▶ THE PROBLEM
Quote the records that follow in full and exactly; leave out the pictures.

▶ EXCERPTED DATA

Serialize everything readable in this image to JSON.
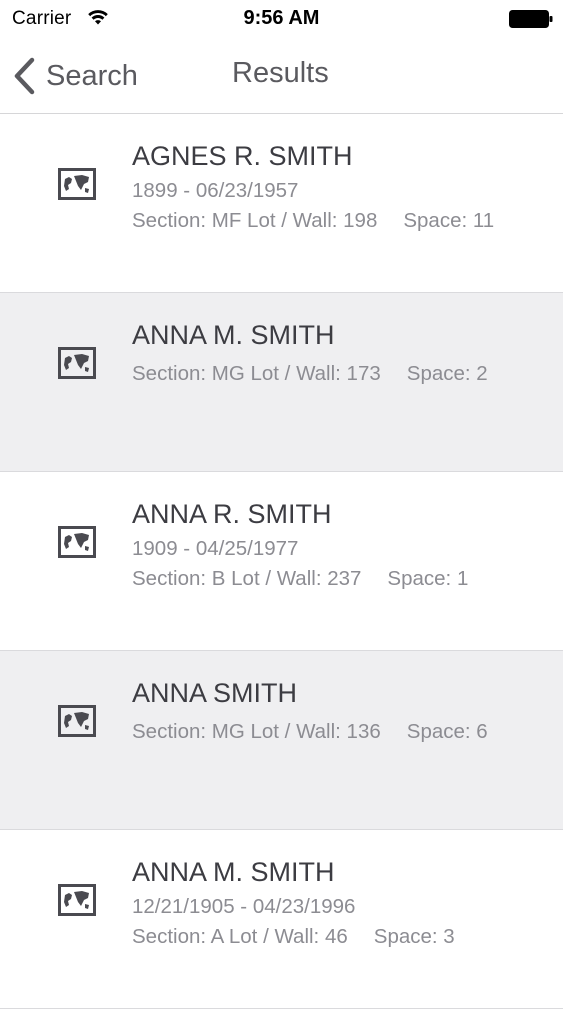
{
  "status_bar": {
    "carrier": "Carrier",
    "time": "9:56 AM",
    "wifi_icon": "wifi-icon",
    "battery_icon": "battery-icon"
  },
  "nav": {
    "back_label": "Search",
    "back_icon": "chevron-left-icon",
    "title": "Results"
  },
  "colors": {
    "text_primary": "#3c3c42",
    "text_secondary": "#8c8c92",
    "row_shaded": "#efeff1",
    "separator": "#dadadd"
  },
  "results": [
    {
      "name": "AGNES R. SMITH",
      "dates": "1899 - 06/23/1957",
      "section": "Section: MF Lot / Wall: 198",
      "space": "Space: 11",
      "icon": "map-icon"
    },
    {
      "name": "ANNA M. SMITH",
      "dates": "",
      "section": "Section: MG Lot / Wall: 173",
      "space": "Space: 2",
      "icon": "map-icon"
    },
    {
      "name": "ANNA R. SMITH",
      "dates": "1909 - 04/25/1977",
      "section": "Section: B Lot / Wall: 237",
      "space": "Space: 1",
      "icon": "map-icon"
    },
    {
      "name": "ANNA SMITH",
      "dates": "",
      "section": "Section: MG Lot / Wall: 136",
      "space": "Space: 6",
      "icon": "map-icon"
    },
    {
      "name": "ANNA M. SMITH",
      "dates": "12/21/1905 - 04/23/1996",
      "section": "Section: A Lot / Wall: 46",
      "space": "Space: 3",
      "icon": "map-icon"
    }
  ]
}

▶ ANSWER TO THIS EXERCISE
Serialize everything readable in this image to JSON.
{
  "status_bar": {
    "carrier": "Carrier",
    "time": "9:56 AM",
    "wifi_icon": "wifi-icon",
    "battery_icon": "battery-icon"
  },
  "nav": {
    "back_label": "Search",
    "back_icon": "chevron-left-icon",
    "title": "Results"
  },
  "colors": {
    "text_primary": "#3c3c42",
    "text_secondary": "#8c8c92",
    "row_shaded": "#efeff1",
    "separator": "#dadadd"
  },
  "results": [
    {
      "name": "AGNES R. SMITH",
      "dates": "1899 - 06/23/1957",
      "section": "Section: MF Lot / Wall: 198",
      "space": "Space: 11",
      "icon": "map-icon"
    },
    {
      "name": "ANNA M. SMITH",
      "dates": "",
      "section": "Section: MG Lot / Wall: 173",
      "space": "Space: 2",
      "icon": "map-icon"
    },
    {
      "name": "ANNA R. SMITH",
      "dates": "1909 - 04/25/1977",
      "section": "Section: B Lot / Wall: 237",
      "space": "Space: 1",
      "icon": "map-icon"
    },
    {
      "name": "ANNA SMITH",
      "dates": "",
      "section": "Section: MG Lot / Wall: 136",
      "space": "Space: 6",
      "icon": "map-icon"
    },
    {
      "name": "ANNA M. SMITH",
      "dates": "12/21/1905 - 04/23/1996",
      "section": "Section: A Lot / Wall: 46",
      "space": "Space: 3",
      "icon": "map-icon"
    }
  ]
}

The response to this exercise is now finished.